(Lines of data)
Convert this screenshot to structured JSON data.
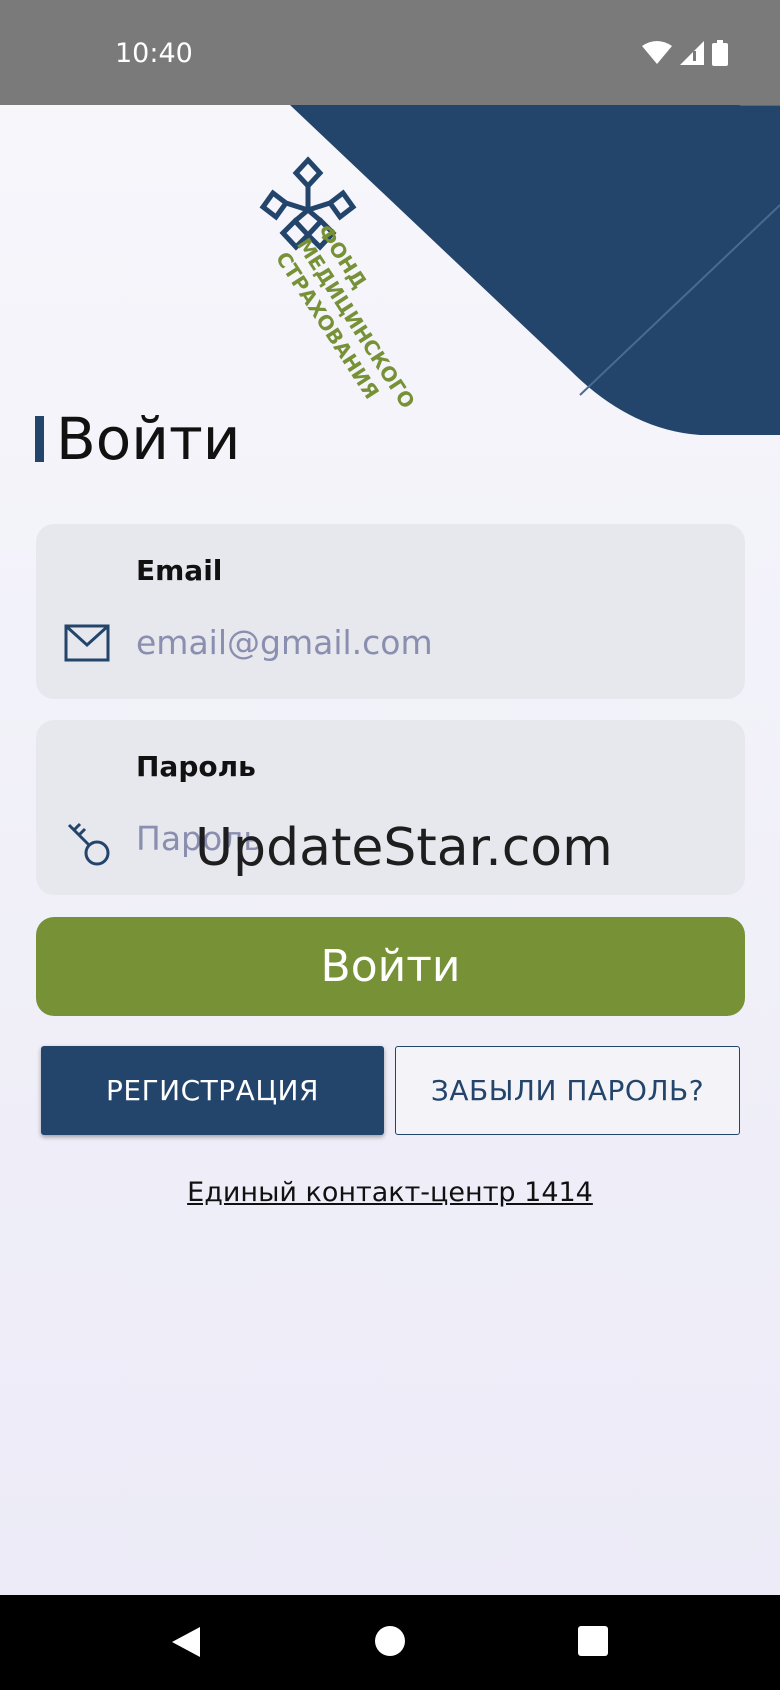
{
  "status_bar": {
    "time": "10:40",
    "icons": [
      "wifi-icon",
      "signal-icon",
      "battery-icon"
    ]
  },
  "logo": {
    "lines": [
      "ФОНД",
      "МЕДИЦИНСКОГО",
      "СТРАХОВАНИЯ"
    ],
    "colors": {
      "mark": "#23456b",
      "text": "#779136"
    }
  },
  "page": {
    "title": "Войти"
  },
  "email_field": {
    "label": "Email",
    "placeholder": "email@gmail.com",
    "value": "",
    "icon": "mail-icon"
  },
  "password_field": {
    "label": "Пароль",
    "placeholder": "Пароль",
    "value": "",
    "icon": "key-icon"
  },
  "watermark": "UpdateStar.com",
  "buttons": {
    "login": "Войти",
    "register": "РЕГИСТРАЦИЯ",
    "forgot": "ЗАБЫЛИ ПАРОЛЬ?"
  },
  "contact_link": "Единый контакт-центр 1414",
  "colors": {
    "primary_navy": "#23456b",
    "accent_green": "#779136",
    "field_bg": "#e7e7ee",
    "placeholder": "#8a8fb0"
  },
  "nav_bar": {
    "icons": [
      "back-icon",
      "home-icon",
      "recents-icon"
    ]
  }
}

==

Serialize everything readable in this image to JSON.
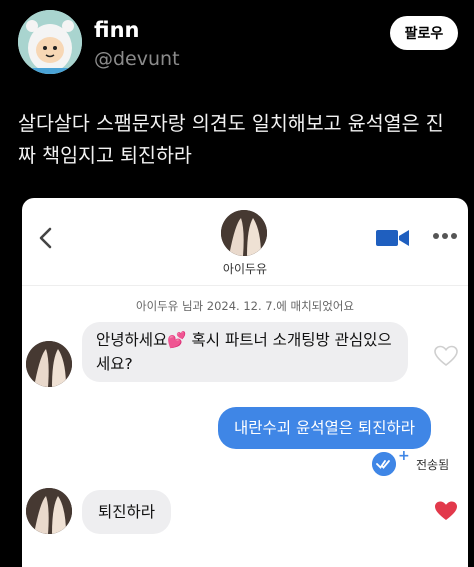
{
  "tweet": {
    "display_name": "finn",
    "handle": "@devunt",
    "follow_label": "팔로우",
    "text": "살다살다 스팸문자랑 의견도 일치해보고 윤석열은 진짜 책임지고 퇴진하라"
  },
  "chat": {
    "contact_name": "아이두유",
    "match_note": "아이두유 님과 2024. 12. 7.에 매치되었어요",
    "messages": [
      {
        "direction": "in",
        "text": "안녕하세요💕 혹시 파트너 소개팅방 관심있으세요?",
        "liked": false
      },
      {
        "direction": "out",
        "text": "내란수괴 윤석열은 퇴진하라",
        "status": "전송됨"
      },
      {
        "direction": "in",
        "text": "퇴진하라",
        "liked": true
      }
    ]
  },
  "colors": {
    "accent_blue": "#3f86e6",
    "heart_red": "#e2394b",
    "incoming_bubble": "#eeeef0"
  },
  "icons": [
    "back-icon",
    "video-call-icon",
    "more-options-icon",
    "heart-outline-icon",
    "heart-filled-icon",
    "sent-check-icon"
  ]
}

## YOUR TASK
Where a line of the records above holds the word "placeholder", copy that line.

## SOLUTION BELOW
    "placeholder": "email@gmail.com",
    "placeholder": "Пароль",
    "placeholder": "#8a8fb0"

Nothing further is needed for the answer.